#### [What the task requires]
Give back the full listing, character for character, with no pictures.

-------------------------

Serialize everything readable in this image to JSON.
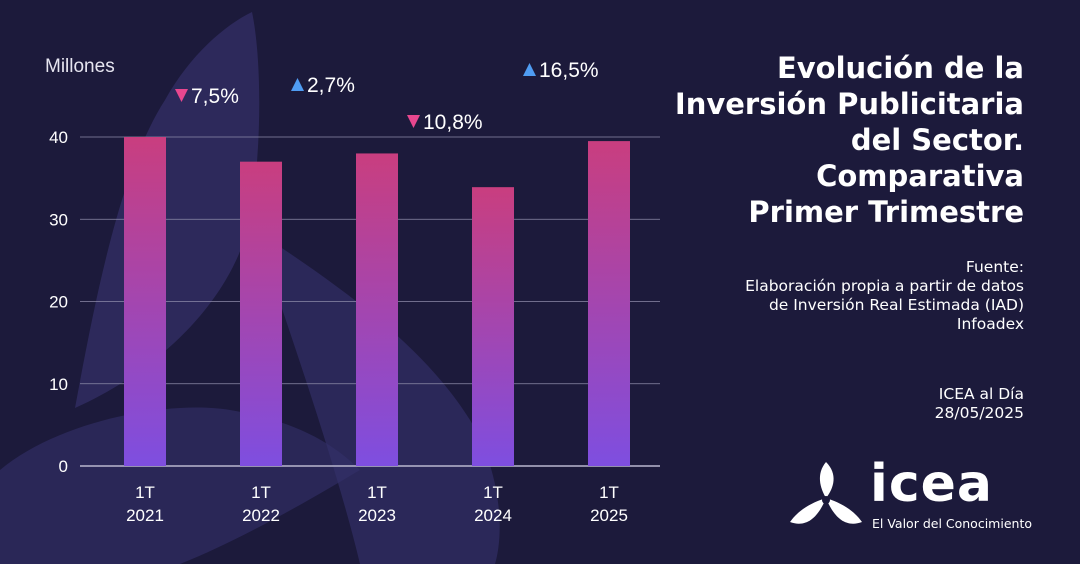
{
  "colors": {
    "background": "#1c1a3b",
    "bar_top": "#c93e7f",
    "bar_bottom": "#7e4ee0",
    "arrow_down": "#e8478f",
    "arrow_up": "#4f9cf2",
    "grid": "#8d8aa8"
  },
  "chart_data": {
    "type": "bar",
    "ylabel": "Millones",
    "ylim": [
      0,
      40
    ],
    "yticks": [
      0,
      10,
      20,
      30,
      40
    ],
    "categories": [
      [
        "1T",
        "2021"
      ],
      [
        "1T",
        "2022"
      ],
      [
        "1T",
        "2023"
      ],
      [
        "1T",
        "2024"
      ],
      [
        "1T",
        "2025"
      ]
    ],
    "values": [
      40,
      37,
      38,
      33.9,
      39.5
    ],
    "grid": true,
    "annotations": [
      {
        "text": "7,5%",
        "direction": "down",
        "between": [
          "2021",
          "2022"
        ]
      },
      {
        "text": "2,7%",
        "direction": "up",
        "between": [
          "2022",
          "2023"
        ]
      },
      {
        "text": "10,8%",
        "direction": "down",
        "between": [
          "2023",
          "2024"
        ]
      },
      {
        "text": "16,5%",
        "direction": "up",
        "between": [
          "2024",
          "2025"
        ]
      }
    ]
  },
  "title": "Evolución de la\nInversión Publicitaria\ndel Sector.\nComparativa\nPrimer Trimestre",
  "source": {
    "label": "Fuente:",
    "line1": "Elaboración propia a partir de datos",
    "line2": "de Inversión Real Estimada (IAD)",
    "line3": "Infoadex"
  },
  "publication": {
    "name": "ICEA al Día",
    "date": "28/05/2025"
  },
  "logo": {
    "icon": "icea-logo-icon",
    "wordmark": "icea",
    "tagline": "El Valor del Conocimiento"
  }
}
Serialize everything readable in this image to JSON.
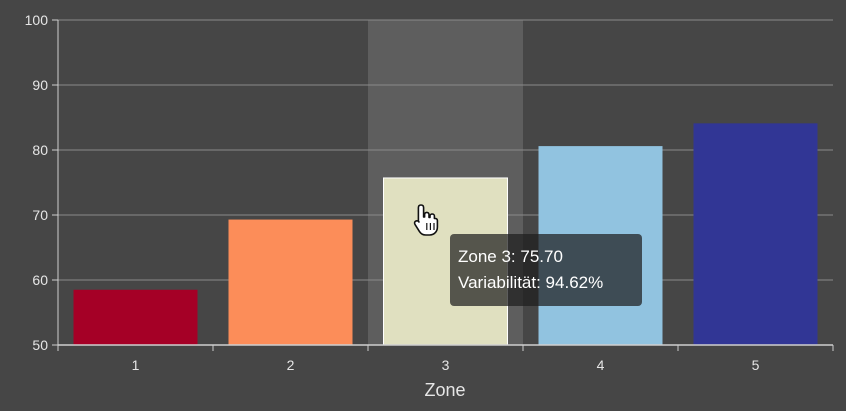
{
  "chart_data": {
    "type": "bar",
    "categories": [
      "1",
      "2",
      "3",
      "4",
      "5"
    ],
    "values": [
      58.5,
      69.3,
      75.7,
      80.6,
      84.1
    ],
    "colors": [
      "#a50026",
      "#fc8d59",
      "#e0e0c0",
      "#91c3e0",
      "#313695"
    ],
    "title": "",
    "xlabel": "Zone",
    "ylabel": "",
    "ylim": [
      50,
      100
    ],
    "y_ticks": [
      50,
      60,
      70,
      80,
      90,
      100
    ],
    "grid": true,
    "highlighted_category": "3",
    "tooltip": {
      "line1": "Zone 3: 75.70",
      "line2": "Variabilität: 94.62%"
    }
  },
  "colors": {
    "background": "#464646",
    "grid": "#8a8a8a",
    "axis": "#cfcfcf",
    "highlight_band": "#5e5e5e",
    "text": "#e6e6e6"
  },
  "cursor_icon": "hand-pointer-icon"
}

-------------------------

#### [Written answer]
Serialize everything readable in this image to JSON.
{
  "colors": {
    "background": "#1c1a3b",
    "bar_top": "#c93e7f",
    "bar_bottom": "#7e4ee0",
    "arrow_down": "#e8478f",
    "arrow_up": "#4f9cf2",
    "grid": "#8d8aa8"
  },
  "chart_data": {
    "type": "bar",
    "ylabel": "Millones",
    "ylim": [
      0,
      40
    ],
    "yticks": [
      0,
      10,
      20,
      30,
      40
    ],
    "categories": [
      [
        "1T",
        "2021"
      ],
      [
        "1T",
        "2022"
      ],
      [
        "1T",
        "2023"
      ],
      [
        "1T",
        "2024"
      ],
      [
        "1T",
        "2025"
      ]
    ],
    "values": [
      40,
      37,
      38,
      33.9,
      39.5
    ],
    "grid": true,
    "annotations": [
      {
        "text": "7,5%",
        "direction": "down",
        "between": [
          "2021",
          "2022"
        ]
      },
      {
        "text": "2,7%",
        "direction": "up",
        "between": [
          "2022",
          "2023"
        ]
      },
      {
        "text": "10,8%",
        "direction": "down",
        "between": [
          "2023",
          "2024"
        ]
      },
      {
        "text": "16,5%",
        "direction": "up",
        "between": [
          "2024",
          "2025"
        ]
      }
    ]
  },
  "title": "Evolución de la\nInversión Publicitaria\ndel Sector.\nComparativa\nPrimer Trimestre",
  "source": {
    "label": "Fuente:",
    "line1": "Elaboración propia a partir de datos",
    "line2": "de Inversión Real Estimada (IAD)",
    "line3": "Infoadex"
  },
  "publication": {
    "name": "ICEA al Día",
    "date": "28/05/2025"
  },
  "logo": {
    "icon": "icea-logo-icon",
    "wordmark": "icea",
    "tagline": "El Valor del Conocimiento"
  }
}
Serialize everything readable in this image to JSON.
{
  "chart_data": {
    "type": "bar",
    "categories": [
      "1",
      "2",
      "3",
      "4",
      "5"
    ],
    "values": [
      58.5,
      69.3,
      75.7,
      80.6,
      84.1
    ],
    "colors": [
      "#a50026",
      "#fc8d59",
      "#e0e0c0",
      "#91c3e0",
      "#313695"
    ],
    "title": "",
    "xlabel": "Zone",
    "ylabel": "",
    "ylim": [
      50,
      100
    ],
    "y_ticks": [
      50,
      60,
      70,
      80,
      90,
      100
    ],
    "grid": true,
    "highlighted_category": "3",
    "tooltip": {
      "line1": "Zone 3: 75.70",
      "line2": "Variabilität: 94.62%"
    }
  },
  "colors": {
    "background": "#464646",
    "grid": "#8a8a8a",
    "axis": "#cfcfcf",
    "highlight_band": "#5e5e5e",
    "text": "#e6e6e6"
  },
  "cursor_icon": "hand-pointer-icon"
}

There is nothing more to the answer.